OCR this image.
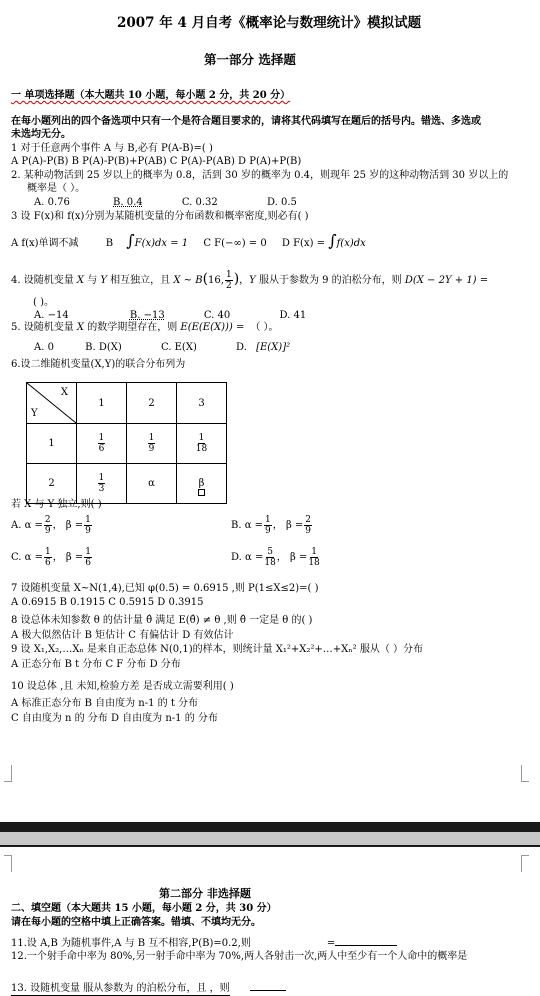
2007 年 4 月自考《概率论与数理统计》模拟试题
第一部分 选择题
一 单项选择题（本大题共 10 小题，每小题 2 分，共 20 分）
在每小题列出的四个备选项中只有一个是符合题目要求的，请将其代码填写在题后的括号内。错选、多选或
未选均无分。
1 对于任意两个事件 A 与 B,必有 P(A-B)=( )
A P(A)-P(B) B P(A)-P(B)+P(AB) C P(A)-P(AB) D P(A)+P(B)
2. 某种动物活到 25 岁以上的概率为 0.8，活到 30 岁的概率为 0.4，则现年 25 岁的这种动物活到 30 岁以上的
概率是（ ）。
A. 0.76	B. 0.4	C. 0.32	D. 0.5
3 设 F(x)和 f(x)分别为某随机变量的分布函数和概率密度,则必有( )
A f(x)单调不减	B ∫F(x)dx = 1 C F(−∞) = 0 D F(x) = ∫f(x)dx
4. 设随机变量 X 与 Y 相互独立，且 X ~ B(16, $\frac{1}{2}$ )，Y 服从于参数为 9 的泊松分布，则 D(X − 2Y + 1) =
( )。
A. −14	B. −13	C. 40	D. 41
5. 设随机变量 X 的数学期望存在，则 E(E(E(X))) = （ ）。
A. 0	B. D(X)	C. E(X)	D. [E(X)]²
6.设二维随机变量(X,Y)的联合分布列为
X
Y	1	2	3
1	$\frac{1}{6}$	$\frac{1}{9}$	$\frac{1}{18}$

2	$\frac{1}{3}$	α	β
若 X 与 Y 独立,则( )
A. $\alpha = \frac{2}{9}$ ， $\beta = \frac{1}{9}$	B. $\alpha = \frac{1}{9}$ ， $\beta = \frac{2}{9}$
C. $\alpha = \frac{1}{6}$ ， $\beta = \frac{1}{6}$	D. $\alpha = \frac{5}{18}$ ， $\beta = \frac{1}{18}$
7 设随机变量 X~N(1,4),已知 φ(0.5) = 0.6915 ,则 P(1≤X≤2)=( )
A 0.6915 B 0.1915 C 0.5915 D 0.3915
8 设总体未知参数 θ 的估计量 θ̂ 满足 E(θ̂) ≠ θ ,则 θ̂ 一定是 θ 的( )
A 极大似然估计 B 矩估计 C 有偏估计 D 有效估计
9 设 X₁,X₂,…Xₙ 是来自正态总体 N(0,1)的样本，则统计量 X₁²+X₂²+…+Xₙ² 服从（ ）分布
A 正态分布 B t 分布 C F 分布 D 分布
10 设总体 ,且 未知,检验方差 是否成立需要利用( )
A 标准正态分布 B 自由度为 n-1 的 t 分布
C 自由度为 n 的 分布 D 自由度为 n-1 的 分布
第二部分 非选择题
二、填空题（本大题共 15 小题，每小题 2 分，共 30 分）
请在每小题的空格中填上正确答案。错填、不填均无分。
11.设 A,B 为随机事件,A 与 B 互不相容,P(B)=0.2,则	=
12.一个射手命中率为 80%,另一射手命中率为 70%,两人各射击一次,两人中至少有一个人命中的概率是
13. 设随机变量 服从参数为 的泊松分布，且 ，则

------

» Problem to solve
From the listing, copy each line containing the word "frac".

» Answer to the problem
4. 设随机变量 X 与 Y 相互独立，且 X ~ B(16, $\frac{1}{2}$ )，Y 服从于参数为 9 的泊松分布，则 D(X − 2Y + 1) =
1	$\frac{1}{6}$	$\frac{1}{9}$	$\frac{1}{18}$
2	$\frac{1}{3}$	α	β
A. $\alpha = \frac{2}{9}$ ， $\beta = \frac{1}{9}$	B. $\alpha = \frac{1}{9}$ ， $\beta = \frac{2}{9}$
C. $\alpha = \frac{1}{6}$ ， $\beta = \frac{1}{6}$	D. $\alpha = \frac{5}{18}$ ， $\beta = \frac{1}{18}$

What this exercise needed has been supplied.